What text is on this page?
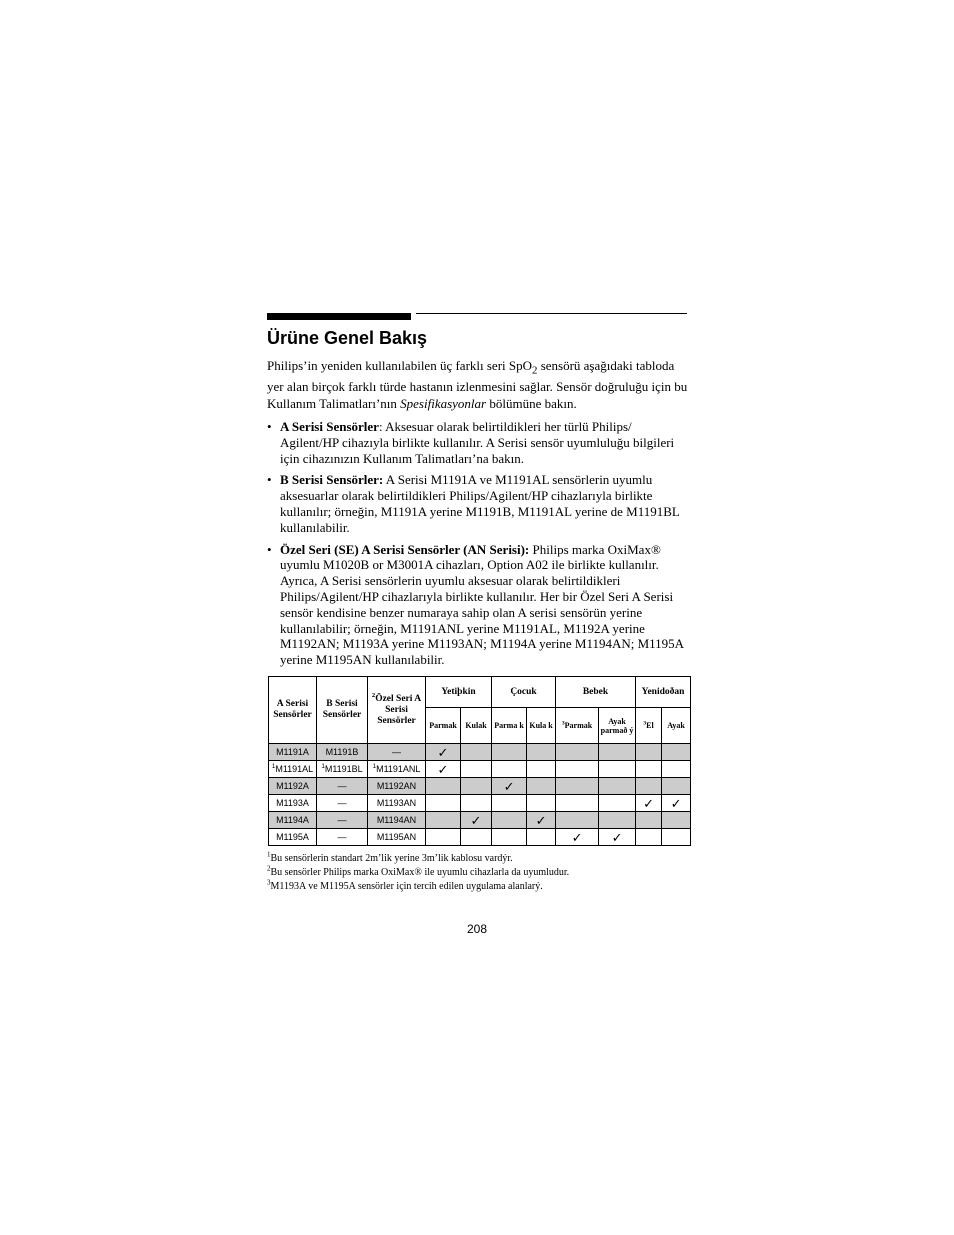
Ürüne Genel Bakış

Philips’in yeniden kullanılabilen üç farklı seri SpO$_2$ sensörü aşağıdaki tabloda yer alan birçok farklı türde hastanın izlenmesini sağlar. Sensör doğruluğu için bu Kullanım Talimatları’nın Spesifikasyonlar bölümüne bakın.

• A Serisi Sensörler: Aksesuar olarak belirtildikleri her türlü Philips/ Agilent/HP cihazıyla birlikte kullanılır. A Serisi sensör uyumluluğu bilgileri için cihazınızın Kullanım Talimatları’na bakın.
• B Serisi Sensörler: A Serisi M1191A ve M1191AL sensörlerin uyumlu aksesuarlar olarak belirtildikleri Philips/Agilent/HP cihazlarıyla birlikte kullanılır; örneğin, M1191A yerine M1191B, M1191AL yerine de M1191BL kullanılabilir.
• Özel Seri (SE) A Serisi Sensörler (AN Serisi): Philips marka OxiMax® uyumlu M1020B or M3001A cihazları, Option A02 ile birlikte kullanılır. Ayrıca, A Serisi sensörlerin uyumlu aksesuar olarak belirtildikleri Philips/Agilent/HP cihazlarıyla birlikte kullanılır. Her bir Özel Seri A Serisi sensör kendisine benzer numaraya sahip olan A serisi sensörün yerine kullanılabilir; örneğin, M1191ANL yerine M1191AL, M1192A yerine M1192AN; M1193A yerine M1193AN; M1194A yerine M1194AN; M1195A yerine M1195AN kullanılabilir.
A Serisi Sensörler	B Serisi Sensörler	$^2$Özel Seri A Serisi Sensörler	Yetiþkin		Çocuk		Bebek		Yenidoðan	
			Parmak	Kulak	Parma k	Kula k	$^3$Parmak	Ayak parmað ý	$^3$El	Ayak
M1191A	M1191B	—	✓							
$^1$M1191AL	$^1$M1191BL	$^1$M1191ANL	✓							
M1192A	—	M1192AN			✓					
M1193A	—	M1193AN							✓	✓
M1194A	—	M1194AN		✓		✓				
M1195A	—	M1195AN					✓	✓		
$^1$Bu sensörlerin standart 2m’lik yerine 3m’lik kablosu vardýr.
$^2$Bu sensörler Philips marka OxiMax® ile uyumlu cihazlarla da uyumludur.
$^3$M1193A ve M1195A sensörler için tercih edilen uygulama alanlarý.
208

──────────────────────────────

# Written task:
Your copy of the data should match it exactly, except that pictures are left out.

# Written answer:
What text is on this page?
Ürüne Genel Bakış

Philips’in yeniden kullanılabilen üç farklı seri SpO$_2$ sensörü aşağıdaki tabloda yer alan birçok farklı türde hastanın izlenmesini sağlar. Sensör doğruluğu için bu Kullanım Talimatları’nın Spesifikasyonlar bölümüne bakın.

• A Serisi Sensörler: Aksesuar olarak belirtildikleri her türlü Philips/ Agilent/HP cihazıyla birlikte kullanılır. A Serisi sensör uyumluluğu bilgileri için cihazınızın Kullanım Talimatları’na bakın.
• B Serisi Sensörler: A Serisi M1191A ve M1191AL sensörlerin uyumlu aksesuarlar olarak belirtildikleri Philips/Agilent/HP cihazlarıyla birlikte kullanılır; örneğin, M1191A yerine M1191B, M1191AL yerine de M1191BL kullanılabilir.
• Özel Seri (SE) A Serisi Sensörler (AN Serisi): Philips marka OxiMax® uyumlu M1020B or M3001A cihazları, Option A02 ile birlikte kullanılır. Ayrıca, A Serisi sensörlerin uyumlu aksesuar olarak belirtildikleri Philips/Agilent/HP cihazlarıyla birlikte kullanılır. Her bir Özel Seri A Serisi sensör kendisine benzer numaraya sahip olan A serisi sensörün yerine kullanılabilir; örneğin, M1191ANL yerine M1191AL, M1192A yerine M1192AN; M1193A yerine M1193AN; M1194A yerine M1194AN; M1195A yerine M1195AN kullanılabilir.
A Serisi Sensörler	B Serisi Sensörler	$^2$Özel Seri A Serisi Sensörler	Yetiþkin		Çocuk		Bebek		Yenidoðan	
			Parmak	Kulak	Parma k	Kula k	$^3$Parmak	Ayak parmað ý	$^3$El	Ayak
M1191A	M1191B	—	✓							
$^1$M1191AL	$^1$M1191BL	$^1$M1191ANL	✓							
M1192A	—	M1192AN			✓					
M1193A	—	M1193AN							✓	✓
M1194A	—	M1194AN		✓		✓				
M1195A	—	M1195AN					✓	✓		
$^1$Bu sensörlerin standart 2m’lik yerine 3m’lik kablosu vardýr.
$^2$Bu sensörler Philips marka OxiMax® ile uyumlu cihazlarla da uyumludur.
$^3$M1193A ve M1195A sensörler için tercih edilen uygulama alanlarý.
208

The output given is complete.